Source:
──────────────────────────────

'Spin' Control

Can Michael J. Fox -- and his network -- relax now that 'Spin City' is a hit?

Michael J. Fox is now, at 35, an elder statesman of sitcoms. And as such, the star is giving a good-natured lecture to fellow Spin City actor Alan Ruck, who has been nervously poring over the latest ratings to see if they’ve dipped.

”This isn’t Muscle!” Fox scolds during a break on the show’s cavernous New York-based set. ”We’re not going anywhere!”

Muscle? What’s Muscle?” asks an onlooker.

”A show I was in on The WB,” sighs Ruck, who plays Fox’s backstabbing foil. ”It failed abysmally. We held our own at 100 — the lowest-rated show.”

Point well taken: Spin City is here to stay. In a season where some insanely hyped TV comebacks have sputtered (CBS’ Cosby, for example, has dropped off about 35 percent since its debut), the snarky city hall sitcom has so far been a landslide victory. The show, which reteams Fox with Family Ties creator Gary David Goldberg, has the star playing Mike Flaherty, a weaselly-but-lovable deputy mayor (think Alex P. Keaton with interns), who is dating no-nonsense reporter Ashley Schaeffer (Carla Gugino). Critics, including ex-New York City mayor Ed Koch and Clinton adviser George Stephanopoulos, have given their votes of approval; and, despite an occasional spotty episode, the sitcom has landed in the top 10 nearly every week, with enviably young demographics to boot.

So maybe Fox need not look at the Nielsens (”The important thing now is that they’re not going to cancel us,” he says). But you can bet that a posse of hand-wringing TV execs are studying the numbers like the Talmud. For this show isn’t just any old sitcom. Nor is it simply the first project that DreamWorks’ TV division can phone home about. No, Spin City is the vehicle that troubled ABC hopes will take it back to the future and may even soothe the new bosses at Disney. ”We needed Spin City,” says ABC Entertainment chairman Ted Harbert, who wooed the sitcom to his network. ”We would not be denied. We convinced them they could be the leaders of our comeback.”

──────────────────────────────

Dataset excerpt
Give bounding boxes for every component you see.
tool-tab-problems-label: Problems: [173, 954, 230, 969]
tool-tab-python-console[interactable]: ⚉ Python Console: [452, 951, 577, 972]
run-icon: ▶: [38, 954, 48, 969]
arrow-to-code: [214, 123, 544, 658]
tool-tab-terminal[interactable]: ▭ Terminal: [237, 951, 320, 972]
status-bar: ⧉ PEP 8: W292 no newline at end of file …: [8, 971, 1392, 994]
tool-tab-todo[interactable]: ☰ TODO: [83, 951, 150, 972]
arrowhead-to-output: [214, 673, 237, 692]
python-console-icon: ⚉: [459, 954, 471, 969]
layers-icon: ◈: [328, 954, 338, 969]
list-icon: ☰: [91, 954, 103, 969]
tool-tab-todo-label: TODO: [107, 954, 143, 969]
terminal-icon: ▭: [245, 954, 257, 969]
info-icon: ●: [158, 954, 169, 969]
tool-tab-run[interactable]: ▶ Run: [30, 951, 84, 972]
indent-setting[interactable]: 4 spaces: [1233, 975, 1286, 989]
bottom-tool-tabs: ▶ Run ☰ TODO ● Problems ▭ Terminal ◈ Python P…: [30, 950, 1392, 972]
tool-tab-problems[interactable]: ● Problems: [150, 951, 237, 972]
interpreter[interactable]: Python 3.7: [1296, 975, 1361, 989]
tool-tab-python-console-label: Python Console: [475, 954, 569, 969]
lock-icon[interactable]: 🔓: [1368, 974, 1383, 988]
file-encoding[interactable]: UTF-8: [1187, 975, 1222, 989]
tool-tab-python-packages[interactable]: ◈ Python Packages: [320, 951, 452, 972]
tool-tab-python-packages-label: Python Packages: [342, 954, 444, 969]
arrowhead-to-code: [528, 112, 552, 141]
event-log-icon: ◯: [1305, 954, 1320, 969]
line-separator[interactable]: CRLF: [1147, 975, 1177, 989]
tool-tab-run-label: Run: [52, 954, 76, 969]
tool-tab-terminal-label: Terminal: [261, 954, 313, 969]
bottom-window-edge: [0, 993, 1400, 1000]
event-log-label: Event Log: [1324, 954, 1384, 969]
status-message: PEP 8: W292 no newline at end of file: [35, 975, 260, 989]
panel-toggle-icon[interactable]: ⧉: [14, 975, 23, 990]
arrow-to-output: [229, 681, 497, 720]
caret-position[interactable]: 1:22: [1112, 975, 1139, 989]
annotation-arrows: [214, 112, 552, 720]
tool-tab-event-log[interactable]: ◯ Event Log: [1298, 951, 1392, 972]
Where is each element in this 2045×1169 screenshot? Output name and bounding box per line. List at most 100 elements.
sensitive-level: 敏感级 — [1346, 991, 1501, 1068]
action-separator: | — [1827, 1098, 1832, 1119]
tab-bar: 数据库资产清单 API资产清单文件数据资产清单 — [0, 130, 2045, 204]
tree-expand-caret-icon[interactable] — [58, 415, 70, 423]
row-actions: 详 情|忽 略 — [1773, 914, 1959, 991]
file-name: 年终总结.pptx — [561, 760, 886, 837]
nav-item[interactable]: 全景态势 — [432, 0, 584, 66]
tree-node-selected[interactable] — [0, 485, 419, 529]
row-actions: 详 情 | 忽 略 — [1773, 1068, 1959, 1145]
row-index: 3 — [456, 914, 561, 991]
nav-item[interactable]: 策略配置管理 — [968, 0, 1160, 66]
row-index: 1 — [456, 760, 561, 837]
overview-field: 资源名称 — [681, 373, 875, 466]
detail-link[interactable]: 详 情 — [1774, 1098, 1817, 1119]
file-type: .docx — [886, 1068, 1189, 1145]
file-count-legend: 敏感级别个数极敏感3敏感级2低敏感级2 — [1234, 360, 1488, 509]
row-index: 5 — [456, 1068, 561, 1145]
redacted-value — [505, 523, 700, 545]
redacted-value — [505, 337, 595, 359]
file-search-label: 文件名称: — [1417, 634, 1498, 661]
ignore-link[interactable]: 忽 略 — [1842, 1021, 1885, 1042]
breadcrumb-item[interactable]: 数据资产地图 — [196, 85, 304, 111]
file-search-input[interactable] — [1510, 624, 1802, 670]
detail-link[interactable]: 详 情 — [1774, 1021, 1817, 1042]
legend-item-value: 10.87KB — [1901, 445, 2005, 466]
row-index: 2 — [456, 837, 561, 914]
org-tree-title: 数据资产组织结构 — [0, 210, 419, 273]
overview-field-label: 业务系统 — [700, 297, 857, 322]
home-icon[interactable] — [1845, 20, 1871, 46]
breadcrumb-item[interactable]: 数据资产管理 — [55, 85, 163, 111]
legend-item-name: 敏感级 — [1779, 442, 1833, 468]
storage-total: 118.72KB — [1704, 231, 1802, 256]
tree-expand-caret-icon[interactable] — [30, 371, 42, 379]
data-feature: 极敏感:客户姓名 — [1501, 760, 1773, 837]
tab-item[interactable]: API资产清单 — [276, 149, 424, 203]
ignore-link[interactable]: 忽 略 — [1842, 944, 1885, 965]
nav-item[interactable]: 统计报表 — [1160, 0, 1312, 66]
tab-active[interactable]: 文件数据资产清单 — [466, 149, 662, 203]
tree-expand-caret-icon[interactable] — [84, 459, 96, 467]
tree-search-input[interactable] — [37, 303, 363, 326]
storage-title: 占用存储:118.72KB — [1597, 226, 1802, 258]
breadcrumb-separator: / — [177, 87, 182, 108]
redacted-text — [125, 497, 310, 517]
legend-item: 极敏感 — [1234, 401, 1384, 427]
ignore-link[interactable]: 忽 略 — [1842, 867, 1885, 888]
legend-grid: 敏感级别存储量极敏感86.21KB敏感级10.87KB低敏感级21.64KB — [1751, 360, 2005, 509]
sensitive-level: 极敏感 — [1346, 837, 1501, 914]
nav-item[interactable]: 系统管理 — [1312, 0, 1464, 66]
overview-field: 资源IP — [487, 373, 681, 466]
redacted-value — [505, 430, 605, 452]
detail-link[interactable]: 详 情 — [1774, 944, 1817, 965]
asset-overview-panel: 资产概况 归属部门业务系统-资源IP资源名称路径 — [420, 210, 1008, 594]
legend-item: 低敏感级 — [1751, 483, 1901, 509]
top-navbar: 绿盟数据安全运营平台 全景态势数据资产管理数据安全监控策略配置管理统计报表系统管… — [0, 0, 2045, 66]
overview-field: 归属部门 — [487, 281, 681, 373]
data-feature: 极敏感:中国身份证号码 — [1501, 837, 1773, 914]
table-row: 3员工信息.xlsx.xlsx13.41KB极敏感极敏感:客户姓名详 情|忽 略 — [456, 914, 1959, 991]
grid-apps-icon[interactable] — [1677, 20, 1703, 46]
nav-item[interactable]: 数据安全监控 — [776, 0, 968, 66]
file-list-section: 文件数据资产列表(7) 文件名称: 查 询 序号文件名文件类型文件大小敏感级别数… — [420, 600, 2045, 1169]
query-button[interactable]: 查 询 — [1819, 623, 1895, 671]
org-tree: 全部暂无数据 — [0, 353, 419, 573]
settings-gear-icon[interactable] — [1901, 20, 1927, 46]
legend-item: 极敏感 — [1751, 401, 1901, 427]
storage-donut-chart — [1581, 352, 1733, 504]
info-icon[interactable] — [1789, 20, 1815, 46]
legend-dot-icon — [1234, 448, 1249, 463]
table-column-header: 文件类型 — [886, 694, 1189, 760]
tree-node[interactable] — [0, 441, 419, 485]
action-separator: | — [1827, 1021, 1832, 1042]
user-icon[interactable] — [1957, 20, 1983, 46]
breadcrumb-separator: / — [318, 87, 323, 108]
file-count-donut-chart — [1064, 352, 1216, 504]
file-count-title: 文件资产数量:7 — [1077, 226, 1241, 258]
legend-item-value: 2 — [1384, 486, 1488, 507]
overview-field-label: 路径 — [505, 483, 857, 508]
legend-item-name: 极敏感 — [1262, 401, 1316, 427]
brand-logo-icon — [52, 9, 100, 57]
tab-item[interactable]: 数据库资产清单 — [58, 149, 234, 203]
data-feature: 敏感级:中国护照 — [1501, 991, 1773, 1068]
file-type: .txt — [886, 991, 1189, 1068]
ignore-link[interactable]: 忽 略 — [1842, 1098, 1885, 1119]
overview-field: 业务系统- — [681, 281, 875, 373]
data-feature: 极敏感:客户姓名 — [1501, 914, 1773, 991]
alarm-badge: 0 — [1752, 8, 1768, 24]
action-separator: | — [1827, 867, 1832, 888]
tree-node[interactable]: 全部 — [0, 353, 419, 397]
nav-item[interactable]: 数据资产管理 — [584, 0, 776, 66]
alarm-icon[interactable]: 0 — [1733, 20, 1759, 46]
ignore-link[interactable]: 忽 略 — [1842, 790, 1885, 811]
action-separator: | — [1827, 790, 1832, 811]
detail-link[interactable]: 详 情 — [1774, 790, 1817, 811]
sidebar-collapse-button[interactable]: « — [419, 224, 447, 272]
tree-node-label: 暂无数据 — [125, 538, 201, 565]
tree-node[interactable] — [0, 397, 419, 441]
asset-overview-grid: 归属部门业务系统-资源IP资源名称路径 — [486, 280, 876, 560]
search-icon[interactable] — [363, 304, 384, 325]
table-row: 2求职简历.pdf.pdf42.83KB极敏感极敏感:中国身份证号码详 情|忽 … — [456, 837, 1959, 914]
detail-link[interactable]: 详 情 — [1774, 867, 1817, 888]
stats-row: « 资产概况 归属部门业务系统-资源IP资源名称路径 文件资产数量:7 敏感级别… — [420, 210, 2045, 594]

──────────────────────────────

Exercise A:
In the Spin City article, what is the name of the character Michael J. Fox plays on the show?
Exercise B:
Name every TV show besides Spin City that the Spin City article mentions by title.
Exercise C:
Retype a passage from the Spin City article, starting at the words "Can Michael J." and ending after "asks an onlooker.".
The dataset excerpt has nothing to do with what follows.

Exercise response A:
Mike Flaherty

Exercise response B:
Muscle, Cosby, Family Ties

Exercise response C:
Can Michael J. Fox -- and his network -- relax now that 'Spin City' is a hit?

Michael J. Fox is now, at 35, an elder statesman of sitcoms. And as such, the star is giving a good-natured lecture to fellow Spin City actor Alan Ruck, who has been nervously poring over the latest ratings to see if they’ve dipped.

”This isn’t Muscle!” Fox scolds during a break on the show’s cavernous New York-based set. ”We’re not going anywhere!”

Muscle? What’s Muscle?” asks an onlooker.